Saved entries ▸
+---+

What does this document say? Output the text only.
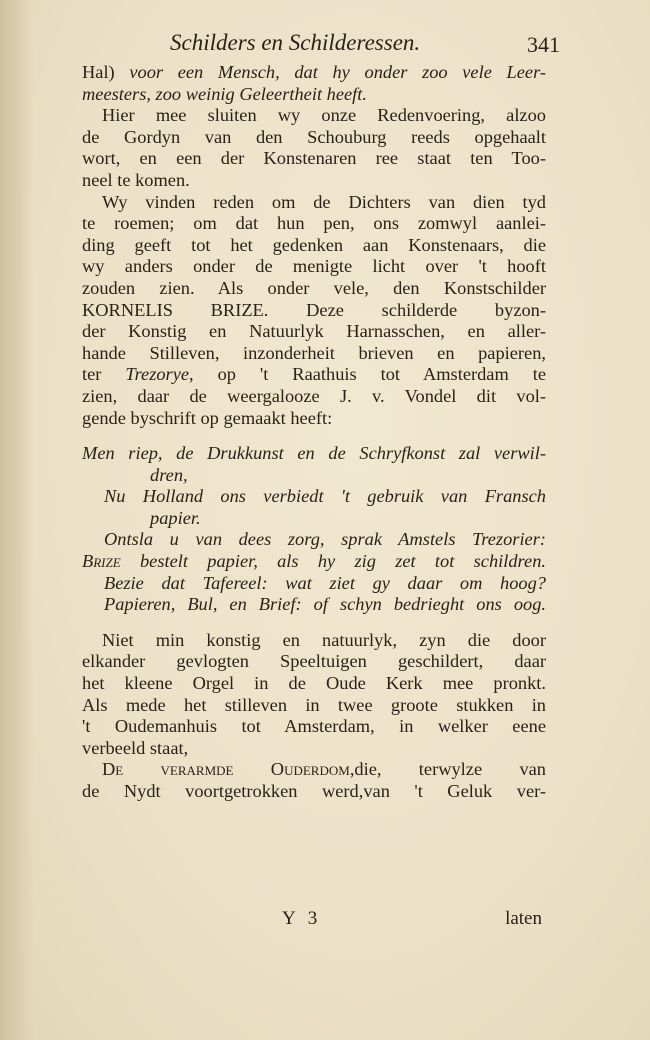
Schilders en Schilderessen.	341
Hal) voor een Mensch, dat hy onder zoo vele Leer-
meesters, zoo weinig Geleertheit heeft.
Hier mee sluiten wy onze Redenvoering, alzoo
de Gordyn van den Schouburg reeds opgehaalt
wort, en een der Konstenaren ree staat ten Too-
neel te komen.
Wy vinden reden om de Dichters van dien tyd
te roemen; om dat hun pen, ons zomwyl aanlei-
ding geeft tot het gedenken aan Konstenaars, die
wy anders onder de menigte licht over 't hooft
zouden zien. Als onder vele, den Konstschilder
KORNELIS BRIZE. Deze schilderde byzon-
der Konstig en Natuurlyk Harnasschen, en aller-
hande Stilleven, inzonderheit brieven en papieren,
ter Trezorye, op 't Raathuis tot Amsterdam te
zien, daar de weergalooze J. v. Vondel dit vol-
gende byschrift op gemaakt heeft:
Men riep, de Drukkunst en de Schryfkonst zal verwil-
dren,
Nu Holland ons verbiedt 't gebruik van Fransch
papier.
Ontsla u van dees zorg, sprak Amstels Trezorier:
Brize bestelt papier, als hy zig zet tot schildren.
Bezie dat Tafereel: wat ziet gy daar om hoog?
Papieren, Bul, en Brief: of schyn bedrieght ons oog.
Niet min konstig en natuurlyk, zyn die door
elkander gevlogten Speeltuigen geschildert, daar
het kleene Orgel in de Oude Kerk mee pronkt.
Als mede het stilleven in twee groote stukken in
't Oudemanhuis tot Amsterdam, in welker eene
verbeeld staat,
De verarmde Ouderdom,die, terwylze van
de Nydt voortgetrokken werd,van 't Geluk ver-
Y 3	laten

+---+

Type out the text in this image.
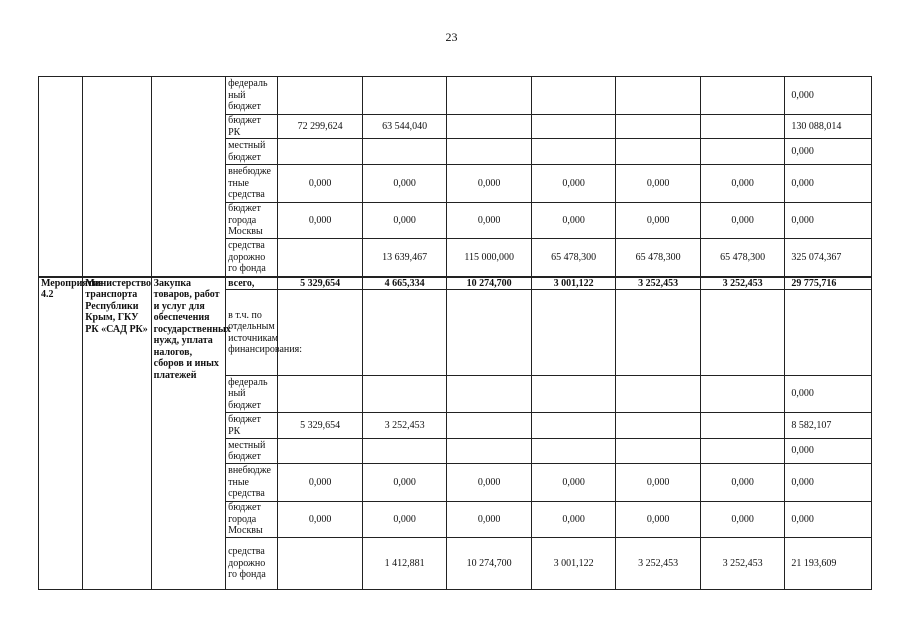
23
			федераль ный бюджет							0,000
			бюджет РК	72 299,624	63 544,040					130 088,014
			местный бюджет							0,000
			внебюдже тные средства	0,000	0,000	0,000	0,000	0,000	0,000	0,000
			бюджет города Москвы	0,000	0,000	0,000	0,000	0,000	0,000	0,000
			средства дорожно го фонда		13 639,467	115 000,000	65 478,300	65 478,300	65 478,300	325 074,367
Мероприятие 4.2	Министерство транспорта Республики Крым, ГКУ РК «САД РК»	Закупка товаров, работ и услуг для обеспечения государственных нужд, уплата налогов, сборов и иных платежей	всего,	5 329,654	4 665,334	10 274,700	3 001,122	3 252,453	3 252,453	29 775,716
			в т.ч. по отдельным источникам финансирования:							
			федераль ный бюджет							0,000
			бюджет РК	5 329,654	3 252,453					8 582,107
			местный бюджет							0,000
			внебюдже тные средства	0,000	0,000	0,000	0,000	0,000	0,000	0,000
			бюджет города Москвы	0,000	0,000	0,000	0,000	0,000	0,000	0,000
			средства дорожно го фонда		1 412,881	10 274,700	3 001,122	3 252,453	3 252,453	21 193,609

+---+

Copy every line of the listing that contains the word "дорожно".

Reply to the exercise ▸
			средства дорожно го фонда		13 639,467	115 000,000	65 478,300	65 478,300	65 478,300	325 074,367
			средства дорожно го фонда		1 412,881	10 274,700	3 001,122	3 252,453	3 252,453	21 193,609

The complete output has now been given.